--- start ---

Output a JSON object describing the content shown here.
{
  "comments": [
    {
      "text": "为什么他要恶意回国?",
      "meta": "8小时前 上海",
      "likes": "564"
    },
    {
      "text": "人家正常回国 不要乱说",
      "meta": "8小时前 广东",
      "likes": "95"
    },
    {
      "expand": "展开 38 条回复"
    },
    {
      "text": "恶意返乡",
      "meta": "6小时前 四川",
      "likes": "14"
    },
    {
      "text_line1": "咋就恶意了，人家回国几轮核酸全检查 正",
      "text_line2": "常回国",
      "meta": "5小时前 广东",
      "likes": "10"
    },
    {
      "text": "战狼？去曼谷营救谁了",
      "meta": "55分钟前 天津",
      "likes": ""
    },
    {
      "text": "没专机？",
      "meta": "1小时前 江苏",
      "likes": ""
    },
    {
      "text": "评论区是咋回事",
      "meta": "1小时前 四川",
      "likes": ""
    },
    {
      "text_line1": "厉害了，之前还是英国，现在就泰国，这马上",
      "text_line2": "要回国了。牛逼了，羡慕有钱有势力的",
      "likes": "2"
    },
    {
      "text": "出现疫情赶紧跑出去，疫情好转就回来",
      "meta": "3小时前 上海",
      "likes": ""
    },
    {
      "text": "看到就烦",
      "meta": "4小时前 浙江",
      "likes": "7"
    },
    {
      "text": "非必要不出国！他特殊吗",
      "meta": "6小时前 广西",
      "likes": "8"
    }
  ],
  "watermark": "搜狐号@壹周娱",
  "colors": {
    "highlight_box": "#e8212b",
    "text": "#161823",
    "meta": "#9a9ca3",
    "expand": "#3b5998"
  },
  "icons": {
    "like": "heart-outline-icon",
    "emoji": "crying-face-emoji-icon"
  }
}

--- end ---
--- start ---

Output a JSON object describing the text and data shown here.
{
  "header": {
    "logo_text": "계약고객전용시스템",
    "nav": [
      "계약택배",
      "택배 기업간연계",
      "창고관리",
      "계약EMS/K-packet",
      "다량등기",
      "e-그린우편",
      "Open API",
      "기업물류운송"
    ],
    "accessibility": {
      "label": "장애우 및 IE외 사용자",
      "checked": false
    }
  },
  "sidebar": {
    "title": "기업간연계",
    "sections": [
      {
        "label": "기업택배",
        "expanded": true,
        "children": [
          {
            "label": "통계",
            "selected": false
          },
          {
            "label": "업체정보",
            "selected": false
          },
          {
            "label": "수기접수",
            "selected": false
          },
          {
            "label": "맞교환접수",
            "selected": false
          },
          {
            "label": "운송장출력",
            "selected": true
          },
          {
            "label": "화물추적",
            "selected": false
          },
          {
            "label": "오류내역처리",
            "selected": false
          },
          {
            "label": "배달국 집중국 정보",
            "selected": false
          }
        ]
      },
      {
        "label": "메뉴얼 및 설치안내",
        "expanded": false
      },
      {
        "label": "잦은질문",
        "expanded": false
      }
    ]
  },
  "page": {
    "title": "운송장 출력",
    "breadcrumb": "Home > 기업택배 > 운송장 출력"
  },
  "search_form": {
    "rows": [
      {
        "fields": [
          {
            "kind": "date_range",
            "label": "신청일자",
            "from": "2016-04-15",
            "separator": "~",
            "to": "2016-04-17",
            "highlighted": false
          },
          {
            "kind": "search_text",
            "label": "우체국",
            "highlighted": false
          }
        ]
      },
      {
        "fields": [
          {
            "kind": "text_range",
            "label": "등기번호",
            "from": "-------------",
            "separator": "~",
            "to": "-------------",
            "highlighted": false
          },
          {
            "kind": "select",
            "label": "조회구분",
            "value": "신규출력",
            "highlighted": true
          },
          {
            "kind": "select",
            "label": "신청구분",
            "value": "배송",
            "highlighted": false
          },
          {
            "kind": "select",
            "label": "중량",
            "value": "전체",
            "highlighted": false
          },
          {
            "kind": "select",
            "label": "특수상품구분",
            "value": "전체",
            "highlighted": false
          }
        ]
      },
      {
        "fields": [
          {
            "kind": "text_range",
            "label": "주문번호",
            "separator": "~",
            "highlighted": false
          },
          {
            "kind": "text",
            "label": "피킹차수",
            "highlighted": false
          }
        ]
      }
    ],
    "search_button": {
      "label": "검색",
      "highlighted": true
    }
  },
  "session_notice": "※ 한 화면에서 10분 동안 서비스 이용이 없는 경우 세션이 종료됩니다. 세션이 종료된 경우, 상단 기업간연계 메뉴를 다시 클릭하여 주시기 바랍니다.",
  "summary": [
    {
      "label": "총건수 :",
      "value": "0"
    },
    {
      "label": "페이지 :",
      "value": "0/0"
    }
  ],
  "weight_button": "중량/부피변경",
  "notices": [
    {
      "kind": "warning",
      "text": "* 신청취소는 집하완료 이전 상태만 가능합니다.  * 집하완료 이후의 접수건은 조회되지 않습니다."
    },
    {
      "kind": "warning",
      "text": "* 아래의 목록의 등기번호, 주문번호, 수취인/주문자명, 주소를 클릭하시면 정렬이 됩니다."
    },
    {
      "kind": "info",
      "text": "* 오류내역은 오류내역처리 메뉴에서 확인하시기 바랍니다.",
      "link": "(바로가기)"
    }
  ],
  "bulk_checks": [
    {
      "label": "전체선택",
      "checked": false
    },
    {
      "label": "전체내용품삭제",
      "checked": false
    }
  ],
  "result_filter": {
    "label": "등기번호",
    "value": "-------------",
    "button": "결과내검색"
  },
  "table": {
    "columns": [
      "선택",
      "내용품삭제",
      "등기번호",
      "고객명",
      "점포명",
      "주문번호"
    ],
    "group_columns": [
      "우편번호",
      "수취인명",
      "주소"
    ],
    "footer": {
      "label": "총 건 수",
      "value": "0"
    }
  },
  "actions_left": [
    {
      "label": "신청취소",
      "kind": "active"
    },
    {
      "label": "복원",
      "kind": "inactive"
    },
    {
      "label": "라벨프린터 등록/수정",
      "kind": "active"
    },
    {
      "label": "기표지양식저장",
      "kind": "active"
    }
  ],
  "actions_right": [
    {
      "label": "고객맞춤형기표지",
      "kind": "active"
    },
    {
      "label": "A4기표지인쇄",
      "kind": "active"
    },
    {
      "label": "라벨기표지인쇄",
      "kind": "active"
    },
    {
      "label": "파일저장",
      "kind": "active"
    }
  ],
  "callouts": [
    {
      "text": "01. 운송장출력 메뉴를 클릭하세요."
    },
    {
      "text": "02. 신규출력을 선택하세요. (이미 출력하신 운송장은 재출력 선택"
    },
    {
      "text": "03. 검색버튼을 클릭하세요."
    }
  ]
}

--- end ---

● **Task to complete**
From the entries above, copy each line holding "meta".

● **Expected output**
      "meta": "8小时前 上海",
      "meta": "8小时前 广东",
      "meta": "6小时前 四川",
      "meta": "5小时前 广东",
      "meta": "55分钟前 天津",
      "meta": "1小时前 江苏",
      "meta": "1小时前 四川",
      "meta": "3小时前 上海",
      "meta": "4小时前 浙江",
      "meta": "6小时前 广西",
    "meta": "#9a9ca3",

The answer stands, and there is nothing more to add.